Problem to work on: Look for the word "Кандидат" in the entries below, then copy every line that has it.

Raw data:
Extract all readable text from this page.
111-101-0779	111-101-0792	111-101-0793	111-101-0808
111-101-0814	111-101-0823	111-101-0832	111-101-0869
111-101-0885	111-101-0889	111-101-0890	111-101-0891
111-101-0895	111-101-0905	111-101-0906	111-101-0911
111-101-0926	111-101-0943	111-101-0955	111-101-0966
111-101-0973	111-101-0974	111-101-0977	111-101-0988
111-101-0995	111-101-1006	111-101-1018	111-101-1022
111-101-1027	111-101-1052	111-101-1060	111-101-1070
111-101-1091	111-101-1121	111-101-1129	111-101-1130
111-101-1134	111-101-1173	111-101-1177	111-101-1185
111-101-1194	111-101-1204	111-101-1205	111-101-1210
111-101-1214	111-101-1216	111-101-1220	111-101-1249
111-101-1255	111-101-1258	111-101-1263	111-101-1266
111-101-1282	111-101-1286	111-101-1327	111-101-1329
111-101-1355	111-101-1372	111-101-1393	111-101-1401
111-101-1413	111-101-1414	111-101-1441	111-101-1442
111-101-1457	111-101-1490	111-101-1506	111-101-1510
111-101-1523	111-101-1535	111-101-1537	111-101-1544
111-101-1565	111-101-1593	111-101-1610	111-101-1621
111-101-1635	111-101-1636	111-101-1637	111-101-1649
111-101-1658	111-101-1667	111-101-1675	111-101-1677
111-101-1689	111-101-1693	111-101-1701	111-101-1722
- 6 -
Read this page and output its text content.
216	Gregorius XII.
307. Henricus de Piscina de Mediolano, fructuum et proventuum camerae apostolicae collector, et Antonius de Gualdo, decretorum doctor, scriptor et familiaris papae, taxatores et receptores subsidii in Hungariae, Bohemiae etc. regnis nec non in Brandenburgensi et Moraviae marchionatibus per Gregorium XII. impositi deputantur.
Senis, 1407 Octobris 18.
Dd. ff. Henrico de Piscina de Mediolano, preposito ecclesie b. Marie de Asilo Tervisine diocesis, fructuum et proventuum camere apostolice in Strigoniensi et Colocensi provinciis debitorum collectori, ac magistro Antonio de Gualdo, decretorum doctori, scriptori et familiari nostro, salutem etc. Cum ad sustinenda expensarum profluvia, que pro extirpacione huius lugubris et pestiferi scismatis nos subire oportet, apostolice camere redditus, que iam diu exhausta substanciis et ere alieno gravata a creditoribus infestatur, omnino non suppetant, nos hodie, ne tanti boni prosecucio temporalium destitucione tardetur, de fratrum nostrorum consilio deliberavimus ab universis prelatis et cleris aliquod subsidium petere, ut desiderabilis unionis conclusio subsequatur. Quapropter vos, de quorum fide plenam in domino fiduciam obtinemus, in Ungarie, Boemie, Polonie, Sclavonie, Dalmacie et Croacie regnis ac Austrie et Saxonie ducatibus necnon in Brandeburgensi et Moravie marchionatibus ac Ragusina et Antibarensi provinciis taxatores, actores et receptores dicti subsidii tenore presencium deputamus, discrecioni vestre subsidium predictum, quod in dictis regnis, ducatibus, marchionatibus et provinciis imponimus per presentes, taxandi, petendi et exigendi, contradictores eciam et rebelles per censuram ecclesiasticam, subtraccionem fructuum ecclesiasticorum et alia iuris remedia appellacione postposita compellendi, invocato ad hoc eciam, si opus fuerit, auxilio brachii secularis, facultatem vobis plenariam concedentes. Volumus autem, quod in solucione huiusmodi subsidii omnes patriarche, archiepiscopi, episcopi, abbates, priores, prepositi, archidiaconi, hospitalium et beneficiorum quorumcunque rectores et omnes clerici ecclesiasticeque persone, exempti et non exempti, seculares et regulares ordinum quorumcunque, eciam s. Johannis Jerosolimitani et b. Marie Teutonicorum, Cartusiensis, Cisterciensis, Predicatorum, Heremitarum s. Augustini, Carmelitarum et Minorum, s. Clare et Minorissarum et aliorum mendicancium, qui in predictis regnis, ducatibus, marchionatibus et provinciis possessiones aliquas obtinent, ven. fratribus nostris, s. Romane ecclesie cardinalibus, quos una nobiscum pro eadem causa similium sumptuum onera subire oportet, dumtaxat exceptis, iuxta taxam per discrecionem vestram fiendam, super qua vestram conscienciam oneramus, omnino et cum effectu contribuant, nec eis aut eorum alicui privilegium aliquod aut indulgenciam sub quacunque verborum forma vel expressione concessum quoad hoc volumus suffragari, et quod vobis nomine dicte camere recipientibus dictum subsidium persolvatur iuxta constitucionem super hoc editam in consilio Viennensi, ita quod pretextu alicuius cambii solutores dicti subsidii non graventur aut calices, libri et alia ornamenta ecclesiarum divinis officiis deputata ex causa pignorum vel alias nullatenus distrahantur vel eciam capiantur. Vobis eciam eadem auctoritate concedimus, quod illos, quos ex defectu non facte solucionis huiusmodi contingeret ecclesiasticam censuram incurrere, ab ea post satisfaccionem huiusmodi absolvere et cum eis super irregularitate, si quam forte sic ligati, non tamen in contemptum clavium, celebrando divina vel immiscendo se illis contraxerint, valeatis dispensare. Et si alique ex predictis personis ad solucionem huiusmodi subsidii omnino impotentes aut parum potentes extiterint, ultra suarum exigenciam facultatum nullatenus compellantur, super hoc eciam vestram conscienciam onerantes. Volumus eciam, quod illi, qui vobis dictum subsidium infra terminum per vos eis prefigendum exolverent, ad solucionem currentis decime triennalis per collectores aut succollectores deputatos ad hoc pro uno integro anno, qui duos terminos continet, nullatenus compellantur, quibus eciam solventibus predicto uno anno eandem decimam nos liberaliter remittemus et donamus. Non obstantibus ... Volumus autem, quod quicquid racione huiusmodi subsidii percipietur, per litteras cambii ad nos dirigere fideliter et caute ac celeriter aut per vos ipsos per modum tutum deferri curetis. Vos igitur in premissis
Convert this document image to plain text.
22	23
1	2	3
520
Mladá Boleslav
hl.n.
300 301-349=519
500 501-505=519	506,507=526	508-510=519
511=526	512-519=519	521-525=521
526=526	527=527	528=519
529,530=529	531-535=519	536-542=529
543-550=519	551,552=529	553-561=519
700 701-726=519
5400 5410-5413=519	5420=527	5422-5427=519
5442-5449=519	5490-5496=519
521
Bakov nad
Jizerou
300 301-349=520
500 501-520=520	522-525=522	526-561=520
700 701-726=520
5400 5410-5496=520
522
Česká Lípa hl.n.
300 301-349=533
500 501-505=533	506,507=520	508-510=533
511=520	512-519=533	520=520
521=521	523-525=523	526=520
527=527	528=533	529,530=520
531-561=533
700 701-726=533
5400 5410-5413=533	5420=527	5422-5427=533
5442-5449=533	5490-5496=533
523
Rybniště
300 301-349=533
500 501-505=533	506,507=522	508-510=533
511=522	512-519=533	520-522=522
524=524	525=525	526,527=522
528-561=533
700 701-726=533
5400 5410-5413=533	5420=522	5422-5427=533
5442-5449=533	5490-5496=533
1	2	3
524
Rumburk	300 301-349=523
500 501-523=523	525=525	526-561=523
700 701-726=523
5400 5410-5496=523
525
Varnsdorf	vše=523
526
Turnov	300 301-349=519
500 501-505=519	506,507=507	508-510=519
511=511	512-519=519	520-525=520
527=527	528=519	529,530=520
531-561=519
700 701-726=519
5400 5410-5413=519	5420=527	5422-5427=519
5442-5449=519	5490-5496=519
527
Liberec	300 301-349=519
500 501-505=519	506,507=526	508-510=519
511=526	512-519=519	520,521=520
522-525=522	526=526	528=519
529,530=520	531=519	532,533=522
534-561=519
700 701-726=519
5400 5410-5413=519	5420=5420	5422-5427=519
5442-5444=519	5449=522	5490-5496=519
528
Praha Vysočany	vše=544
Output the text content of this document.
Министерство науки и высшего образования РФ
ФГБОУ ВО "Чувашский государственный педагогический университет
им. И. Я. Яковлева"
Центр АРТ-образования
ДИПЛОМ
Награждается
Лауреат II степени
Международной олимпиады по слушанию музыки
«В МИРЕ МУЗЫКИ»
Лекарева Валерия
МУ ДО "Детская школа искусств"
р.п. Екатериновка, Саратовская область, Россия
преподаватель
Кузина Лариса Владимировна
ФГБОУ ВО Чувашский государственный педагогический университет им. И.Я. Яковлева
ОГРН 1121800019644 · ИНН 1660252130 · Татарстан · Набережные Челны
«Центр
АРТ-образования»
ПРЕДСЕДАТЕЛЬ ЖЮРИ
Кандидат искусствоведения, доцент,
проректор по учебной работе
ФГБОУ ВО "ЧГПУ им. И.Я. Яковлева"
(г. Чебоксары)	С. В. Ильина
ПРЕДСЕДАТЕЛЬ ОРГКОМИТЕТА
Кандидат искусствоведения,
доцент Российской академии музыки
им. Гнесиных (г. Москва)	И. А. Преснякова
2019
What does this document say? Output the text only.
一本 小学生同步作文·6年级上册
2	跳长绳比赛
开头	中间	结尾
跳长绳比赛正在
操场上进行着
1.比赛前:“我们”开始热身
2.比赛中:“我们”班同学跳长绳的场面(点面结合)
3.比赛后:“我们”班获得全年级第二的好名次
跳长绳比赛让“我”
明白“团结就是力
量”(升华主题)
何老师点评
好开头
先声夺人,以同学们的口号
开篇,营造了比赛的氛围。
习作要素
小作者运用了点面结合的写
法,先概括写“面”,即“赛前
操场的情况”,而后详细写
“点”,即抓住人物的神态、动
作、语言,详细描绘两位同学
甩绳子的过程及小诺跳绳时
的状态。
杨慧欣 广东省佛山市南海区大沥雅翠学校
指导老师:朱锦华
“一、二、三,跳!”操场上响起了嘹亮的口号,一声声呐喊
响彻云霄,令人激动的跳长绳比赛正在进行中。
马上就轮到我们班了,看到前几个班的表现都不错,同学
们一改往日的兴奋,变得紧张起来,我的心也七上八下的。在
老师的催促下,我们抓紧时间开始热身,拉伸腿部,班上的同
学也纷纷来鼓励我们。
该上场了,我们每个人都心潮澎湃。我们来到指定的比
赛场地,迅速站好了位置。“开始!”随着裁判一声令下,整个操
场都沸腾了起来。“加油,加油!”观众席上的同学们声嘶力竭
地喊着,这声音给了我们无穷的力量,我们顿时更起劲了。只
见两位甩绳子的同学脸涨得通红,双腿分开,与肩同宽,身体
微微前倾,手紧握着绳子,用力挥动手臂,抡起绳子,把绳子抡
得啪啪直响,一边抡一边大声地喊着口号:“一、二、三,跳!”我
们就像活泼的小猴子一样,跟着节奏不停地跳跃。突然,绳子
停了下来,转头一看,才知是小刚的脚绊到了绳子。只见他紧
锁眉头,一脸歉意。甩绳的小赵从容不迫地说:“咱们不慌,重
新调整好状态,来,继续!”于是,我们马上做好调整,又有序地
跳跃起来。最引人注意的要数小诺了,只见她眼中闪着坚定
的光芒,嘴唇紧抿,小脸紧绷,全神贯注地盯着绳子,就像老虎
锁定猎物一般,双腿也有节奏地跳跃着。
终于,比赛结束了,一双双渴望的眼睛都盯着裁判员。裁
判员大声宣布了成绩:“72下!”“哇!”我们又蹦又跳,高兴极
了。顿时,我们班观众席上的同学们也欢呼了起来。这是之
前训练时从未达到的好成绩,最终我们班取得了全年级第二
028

Problem solution:
Кандидат искусствоведения, доцент,
Кандидат искусствоведения,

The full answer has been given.